* START Records for the task *
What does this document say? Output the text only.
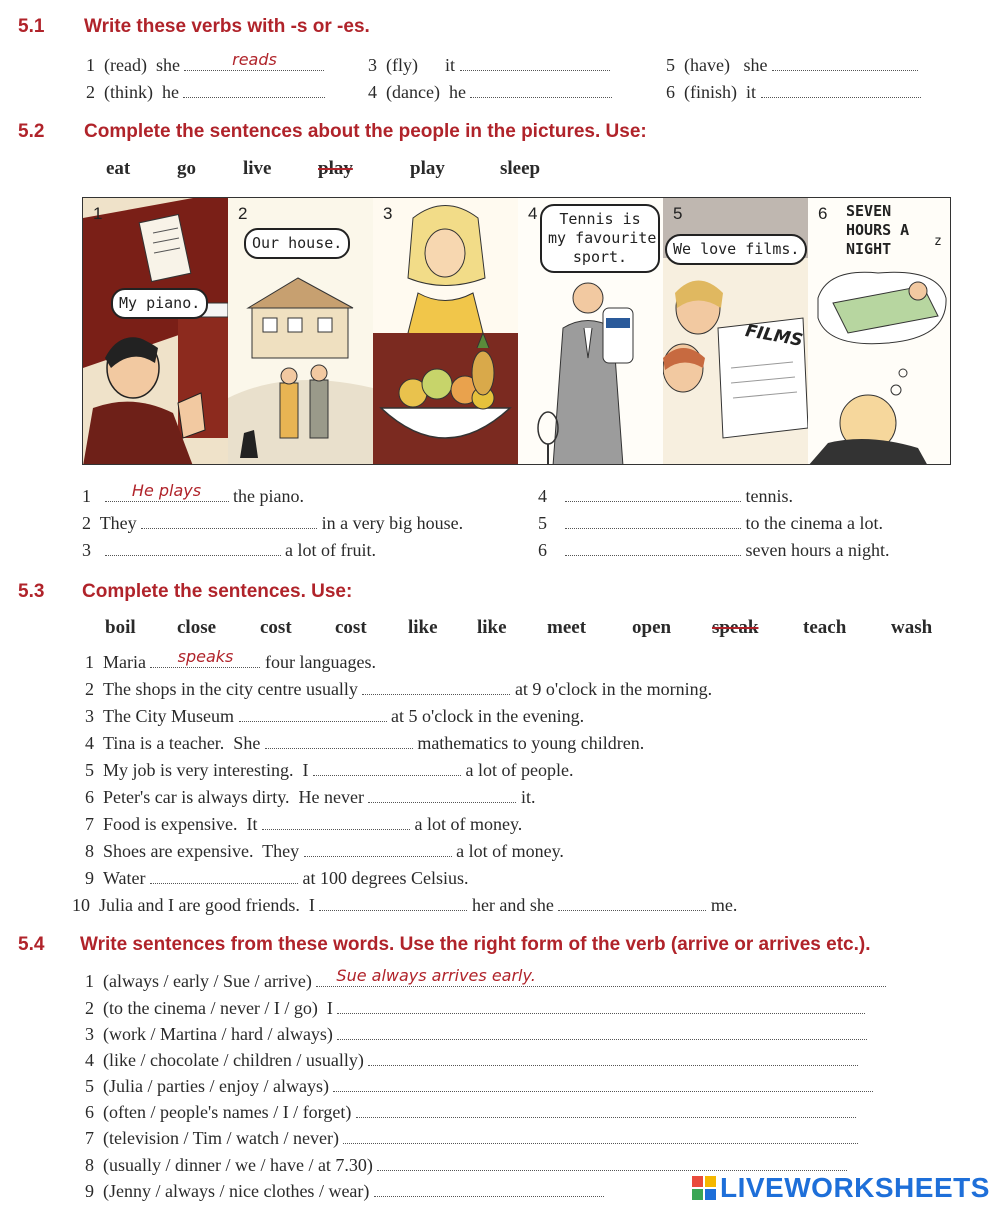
5.1 Write these verbs with -s or -es.
1  (read)  she	reads
2  (think)  he
3  (fly)      it
4  (dance)  he
5  (have)   she
6  (finish)  it
5.2 Complete the sentences about the people in the pictures. Use:
eat go live play	play	sleep
1
My piano.
2
Our house.
3	4	Tennis is
my favourite
sport.
5
We love films.
FILMS
6 SEVEN
HOURS A
NIGHT	z
1	He plays	the piano.
2 They	in a very big house.
3	a lot of fruit.
4	tennis.
5	to the cinema a lot.
6	seven hours a night.
5.3 Complete the sentences. Use:
boil close cost cost like like meet open speak teach wash
1 Maria	speaks	four languages.
2 The shops in the city centre usually	at 9 o'clock in the morning.
3 The City Museum	at 5 o'clock in the evening.
4 Tina is a teacher.  She	mathematics to young children.
5 My job is very interesting.  I	a lot of people.
6 Peter's car is always dirty.  He never	it.
7 Food is expensive.  It	a lot of money.
8 Shoes are expensive.  They	a lot of money.
9 Water	at 100 degrees Celsius.
10 Julia and I are good friends.  I	her and she	me.
5.4 Write sentences from these words. Use the right form of the verb (arrive or arrives etc.).
1 (always / early / Sue / arrive)	Sue always arrives early.
2 (to the cinema / never / I / go)  I
3 (work / Martina / hard / always)
4 (like / chocolate / children / usually)
5 (Julia / parties / enjoy / always)
6 (often / people's names / I / forget)
7 (television / Tim / watch / never)
8 (usually / dinner / we / have / at 7.30)
9 (Jenny / always / nice clothes / wear)	LIVEWORKSHEETS
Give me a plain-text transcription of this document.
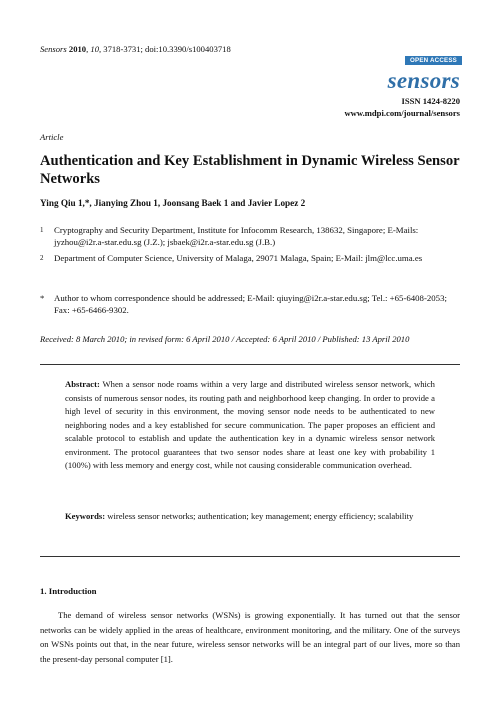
Sensors 2010, 10, 3718-3731; doi:10.3390/s100403718
OPEN ACCESS
sensors
ISSN 1424-8220
www.mdpi.com/journal/sensors
Article
Authentication and Key Establishment in Dynamic Wireless Sensor Networks
Ying Qiu 1,*, Jianying Zhou 1, Joonsang Baek 1 and Javier Lopez 2
1 Cryptography and Security Department, Institute for Infocomm Research, 138632, Singapore; E-Mails: jyzhou@i2r.a-star.edu.sg (J.Z.); jsbaek@i2r.a-star.edu.sg (J.B.)
2 Department of Computer Science, University of Malaga, 29071 Malaga, Spain; E-Mail: jlm@lcc.uma.es
* Author to whom correspondence should be addressed; E-Mail: qiuying@i2r.a-star.edu.sg; Tel.: +65-6408-2053; Fax: +65-6466-9302.
Received: 8 March 2010; in revised form: 6 April 2010 / Accepted: 6 April 2010 / Published: 13 April 2010
Abstract: When a sensor node roams within a very large and distributed wireless sensor network, which consists of numerous sensor nodes, its routing path and neighborhood keep changing. In order to provide a high level of security in this environment, the moving sensor node needs to be authenticated to new neighboring nodes and a key established for secure communication. The paper proposes an efficient and scalable protocol to establish and update the authentication key in a dynamic wireless sensor network environment. The protocol guarantees that two sensor nodes share at least one key with probability 1 (100%) with less memory and energy cost, while not causing considerable communication overhead.
Keywords: wireless sensor networks; authentication; key management; energy efficiency; scalability
1. Introduction
The demand of wireless sensor networks (WSNs) is growing exponentially. It has turned out that the sensor networks can be widely applied in the areas of healthcare, environment monitoring, and the military. One of the surveys on WSNs points out that, in the near future, wireless sensor networks will be an integral part of our lives, more so than the present-day personal computer [1].
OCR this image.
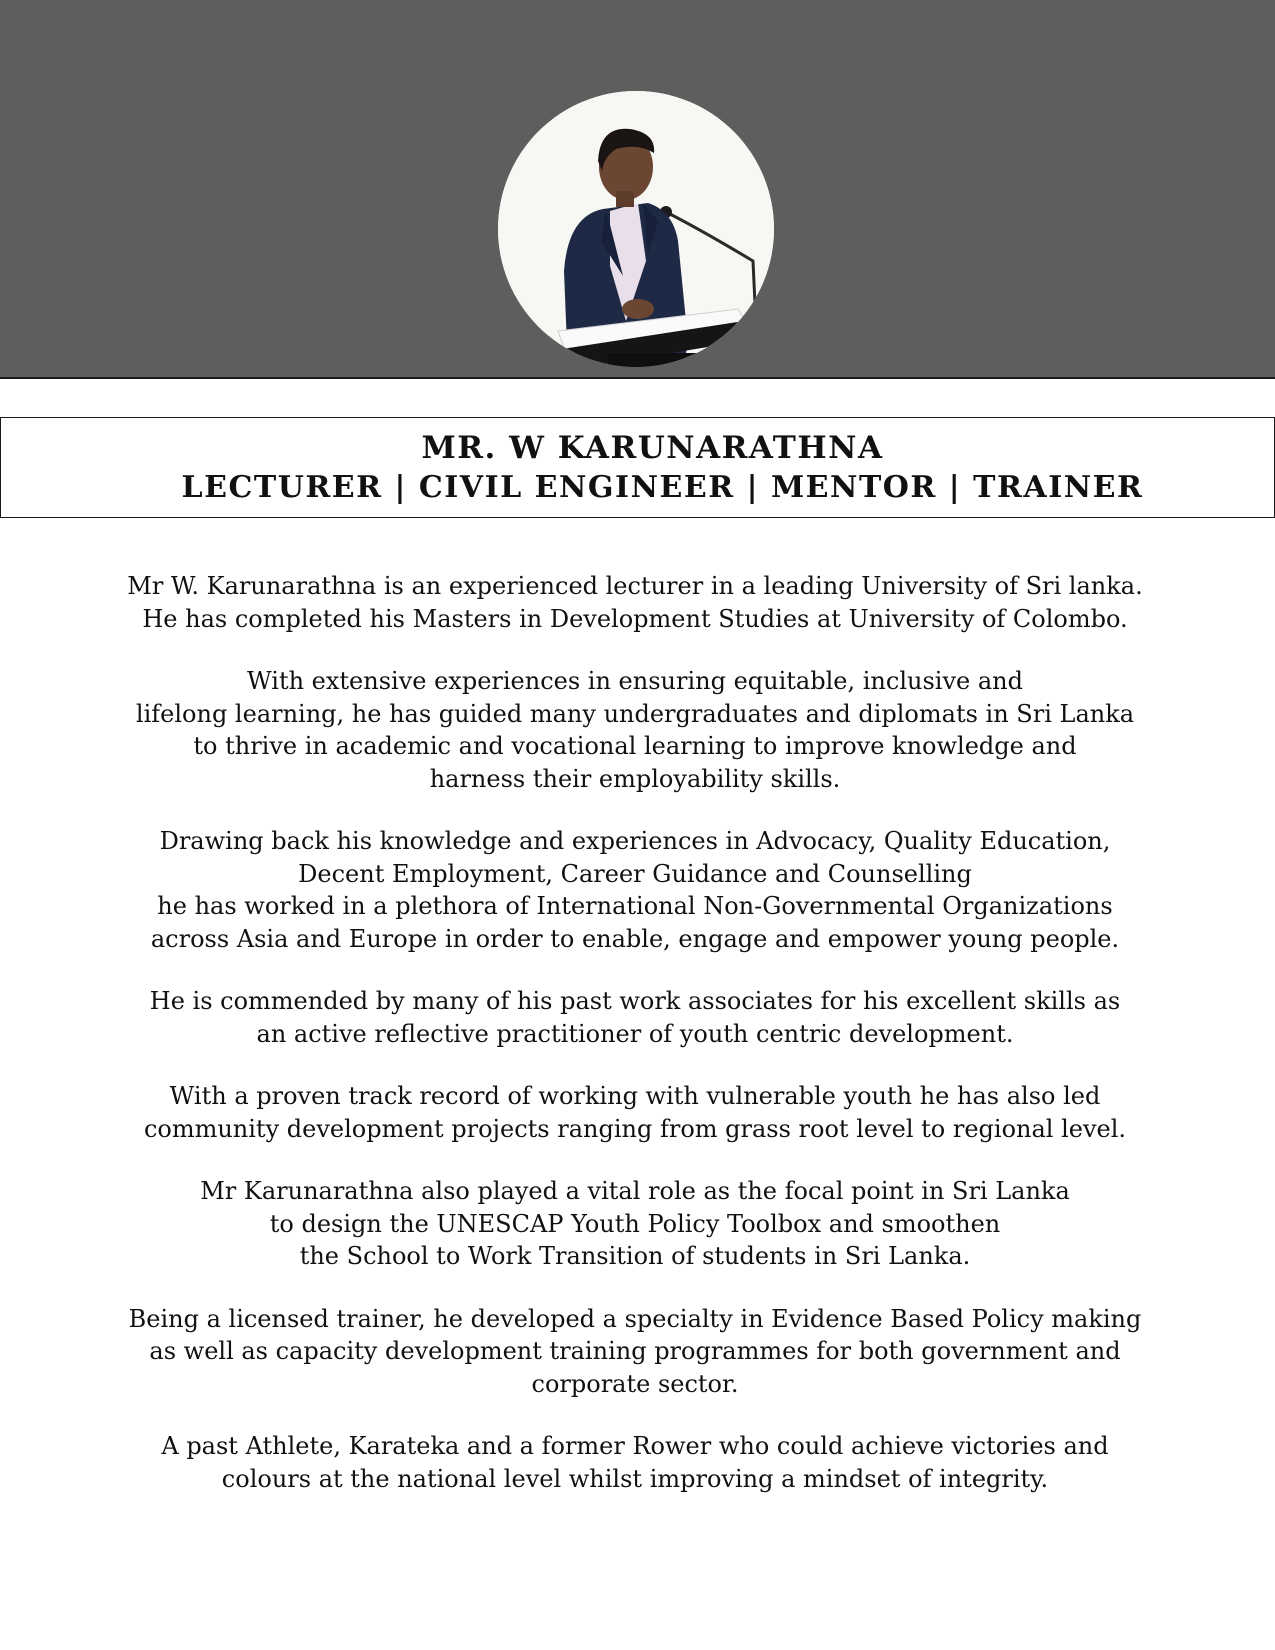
MR. W KARUNARATHNA
LECTURER | CIVIL ENGINEER | MENTOR | TRAINER

Mr W. Karunarathna is an experienced lecturer in a leading University of Sri lanka.
He has completed his Masters in Development Studies at University of Colombo.

With extensive experiences in ensuring equitable, inclusive and
lifelong learning, he has guided many undergraduates and diplomats in Sri Lanka
to thrive in academic and vocational learning to improve knowledge and
harness their employability skills.

Drawing back his knowledge and experiences in Advocacy, Quality Education,
Decent Employment, Career Guidance and Counselling
he has worked in a plethora of International Non-Governmental Organizations
across Asia and Europe in order to enable, engage and empower young people.

He is commended by many of his past work associates for his excellent skills as
an active reflective practitioner of youth centric development.

With a proven track record of working with vulnerable youth he has also led
community development projects ranging from grass root level to regional level.

Mr Karunarathna also played a vital role as the focal point in Sri Lanka
to design the UNESCAP Youth Policy Toolbox and smoothen
the School to Work Transition of students in Sri Lanka.

Being a licensed trainer, he developed a specialty in Evidence Based Policy making
as well as capacity development training programmes for both government and
corporate sector.

A past Athlete, Karateka and a former Rower who could achieve victories and
colours at the national level whilst improving a mindset of integrity.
* END Records for the task *
**Problem statement:** Pictures stay out; repeat all the rest of the records exactly.

**Solution for this problem:**
What does this document say? Output the text only.
5.1 Write these verbs with -s or -es.
1  (read)  she	reads
2  (think)  he
3  (fly)      it
4  (dance)  he
5  (have)   she
6  (finish)  it
5.2 Complete the sentences about the people in the pictures. Use:
eat go live play	play	sleep
1
My piano.
2
Our house.
3	4	Tennis is
my favourite
sport.
5
We love films.
FILMS
6 SEVEN
HOURS A
NIGHT	z
1	He plays	the piano.
2 They	in a very big house.
3	a lot of fruit.
4	tennis.
5	to the cinema a lot.
6	seven hours a night.
5.3 Complete the sentences. Use:
boil close cost cost like like meet open speak teach wash
1 Maria	speaks	four languages.
2 The shops in the city centre usually	at 9 o'clock in the morning.
3 The City Museum	at 5 o'clock in the evening.
4 Tina is a teacher.  She	mathematics to young children.
5 My job is very interesting.  I	a lot of people.
6 Peter's car is always dirty.  He never	it.
7 Food is expensive.  It	a lot of money.
8 Shoes are expensive.  They	a lot of money.
9 Water	at 100 degrees Celsius.
10 Julia and I are good friends.  I	her and she	me.
5.4 Write sentences from these words. Use the right form of the verb (arrive or arrives etc.).
1 (always / early / Sue / arrive)	Sue always arrives early.
2 (to the cinema / never / I / go)  I
3 (work / Martina / hard / always)
4 (like / chocolate / children / usually)
5 (Julia / parties / enjoy / always)
6 (often / people's names / I / forget)
7 (television / Tim / watch / never)
8 (usually / dinner / we / have / at 7.30)
9 (Jenny / always / nice clothes / wear)	LIVEWORKSHEETS
Give me a plain-text transcription of this document.
Sensors 2010, 10, 3718-3731; doi:10.3390/s100403718
OPEN ACCESS
sensors
ISSN 1424-8220
www.mdpi.com/journal/sensors
Article
Authentication and Key Establishment in Dynamic Wireless Sensor Networks
Ying Qiu 1,*, Jianying Zhou 1, Joonsang Baek 1 and Javier Lopez 2
1 Cryptography and Security Department, Institute for Infocomm Research, 138632, Singapore; E-Mails: jyzhou@i2r.a-star.edu.sg (J.Z.); jsbaek@i2r.a-star.edu.sg (J.B.)
2 Department of Computer Science, University of Malaga, 29071 Malaga, Spain; E-Mail: jlm@lcc.uma.es
* Author to whom correspondence should be addressed; E-Mail: qiuying@i2r.a-star.edu.sg; Tel.: +65-6408-2053; Fax: +65-6466-9302.
Received: 8 March 2010; in revised form: 6 April 2010 / Accepted: 6 April 2010 / Published: 13 April 2010
Abstract: When a sensor node roams within a very large and distributed wireless sensor network, which consists of numerous sensor nodes, its routing path and neighborhood keep changing. In order to provide a high level of security in this environment, the moving sensor node needs to be authenticated to new neighboring nodes and a key established for secure communication. The paper proposes an efficient and scalable protocol to establish and update the authentication key in a dynamic wireless sensor network environment. The protocol guarantees that two sensor nodes share at least one key with probability 1 (100%) with less memory and energy cost, while not causing considerable communication overhead.
Keywords: wireless sensor networks; authentication; key management; energy efficiency; scalability
1. Introduction
The demand of wireless sensor networks (WSNs) is growing exponentially. It has turned out that the sensor networks can be widely applied in the areas of healthcare, environment monitoring, and the military. One of the surveys on WSNs points out that, in the near future, wireless sensor networks will be an integral part of our lives, more so than the present-day personal computer [1].
OCR this image.
MR. W KARUNARATHNA
LECTURER | CIVIL ENGINEER | MENTOR | TRAINER

Mr W. Karunarathna is an experienced lecturer in a leading University of Sri lanka.
He has completed his Masters in Development Studies at University of Colombo.

With extensive experiences in ensuring equitable, inclusive and
lifelong learning, he has guided many undergraduates and diplomats in Sri Lanka
to thrive in academic and vocational learning to improve knowledge and
harness their employability skills.

Drawing back his knowledge and experiences in Advocacy, Quality Education,
Decent Employment, Career Guidance and Counselling
he has worked in a plethora of International Non-Governmental Organizations
across Asia and Europe in order to enable, engage and empower young people.

He is commended by many of his past work associates for his excellent skills as
an active reflective practitioner of youth centric development.

With a proven track record of working with vulnerable youth he has also led
community development projects ranging from grass root level to regional level.

Mr Karunarathna also played a vital role as the focal point in Sri Lanka
to design the UNESCAP Youth Policy Toolbox and smoothen
the School to Work Transition of students in Sri Lanka.

Being a licensed trainer, he developed a specialty in Evidence Based Policy making
as well as capacity development training programmes for both government and
corporate sector.

A past Athlete, Karateka and a former Rower who could achieve victories and
colours at the national level whilst improving a mindset of integrity.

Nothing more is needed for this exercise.